[Collected data]
--- START ---
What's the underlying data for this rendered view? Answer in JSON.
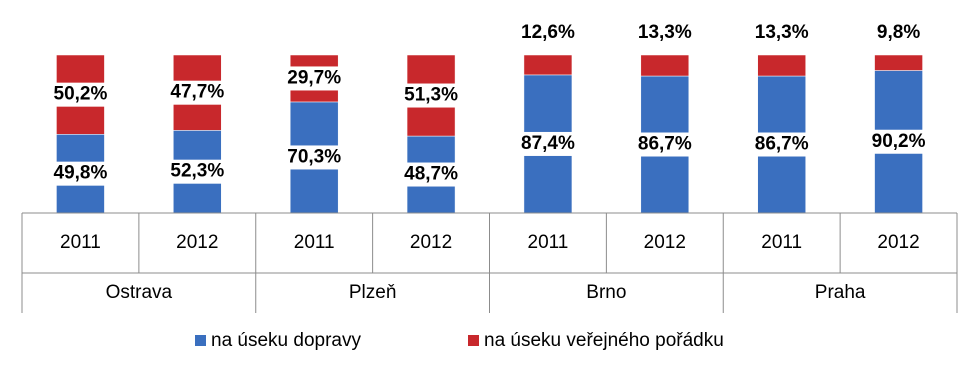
{
  "chart_data": {
    "type": "stacked-bar",
    "categories": [
      "2011",
      "2012",
      "2011",
      "2012",
      "2011",
      "2012",
      "2011",
      "2012"
    ],
    "groups": [
      "Ostrava",
      "Plzeň",
      "Brno",
      "Praha"
    ],
    "series": [
      {
        "name": "na úseku dopravy",
        "color": "#3a6fbf",
        "values": [
          49.8,
          52.3,
          70.3,
          48.7,
          87.4,
          86.7,
          86.7,
          90.2
        ],
        "value_labels": [
          "49,8%",
          "52,3%",
          "70,3%",
          "48,7%",
          "87,4%",
          "86,7%",
          "86,7%",
          "90,2%"
        ]
      },
      {
        "name": "na úseku veřejného pořádku",
        "color": "#c8282c",
        "values": [
          50.2,
          47.7,
          29.7,
          51.3,
          12.6,
          13.3,
          13.3,
          9.8
        ],
        "value_labels": [
          "50,2%",
          "47,7%",
          "29,7%",
          "51,3%",
          "12,6%",
          "13,3%",
          "13,3%",
          "9,8%"
        ]
      }
    ],
    "ylim": [
      0,
      100
    ],
    "legend": "bottom"
  }
}
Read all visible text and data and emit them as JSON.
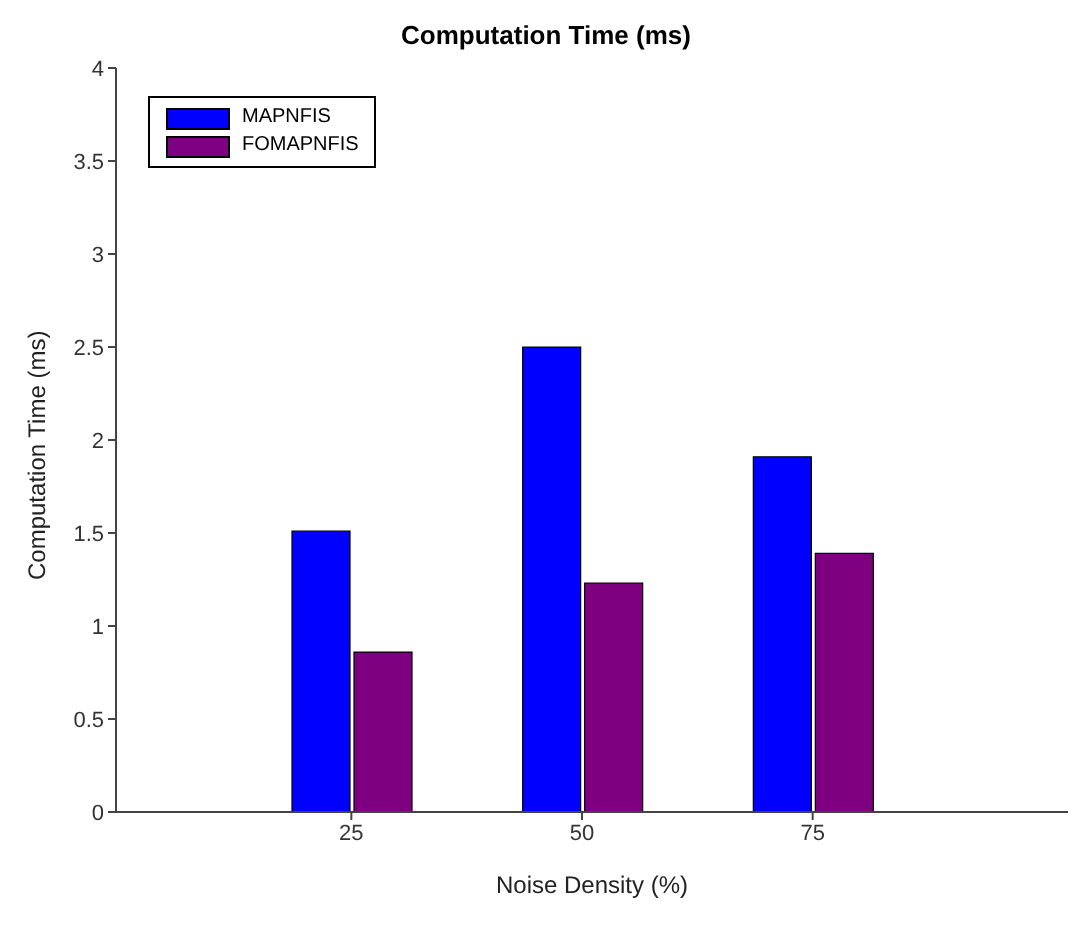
{
  "chart_data": {
    "type": "bar",
    "title": "Computation Time (ms)",
    "xlabel": "Noise Density (%)",
    "ylabel": "Computation Time (ms)",
    "categories": [
      "25",
      "50",
      "75"
    ],
    "series": [
      {
        "name": "MAPNFIS",
        "color": "#0000ff",
        "values": [
          1.51,
          2.5,
          1.91
        ]
      },
      {
        "name": "FOMAPNFIS",
        "color": "#7e0080",
        "values": [
          0.86,
          1.23,
          1.39
        ]
      }
    ],
    "ylim": [
      0,
      4
    ],
    "yticks": [
      0,
      0.5,
      1,
      1.5,
      2,
      2.5,
      3,
      3.5,
      4
    ],
    "grid": false,
    "legend": "top left"
  }
}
--- END ---
**Exercise objective**
Look over the listing above. Pick out and copy every line that includes "JSON".

**Answer for this exercise**
What's the underlying data for this rendered view? Answer in JSON.
Read all visible text and data and emit them as JSON.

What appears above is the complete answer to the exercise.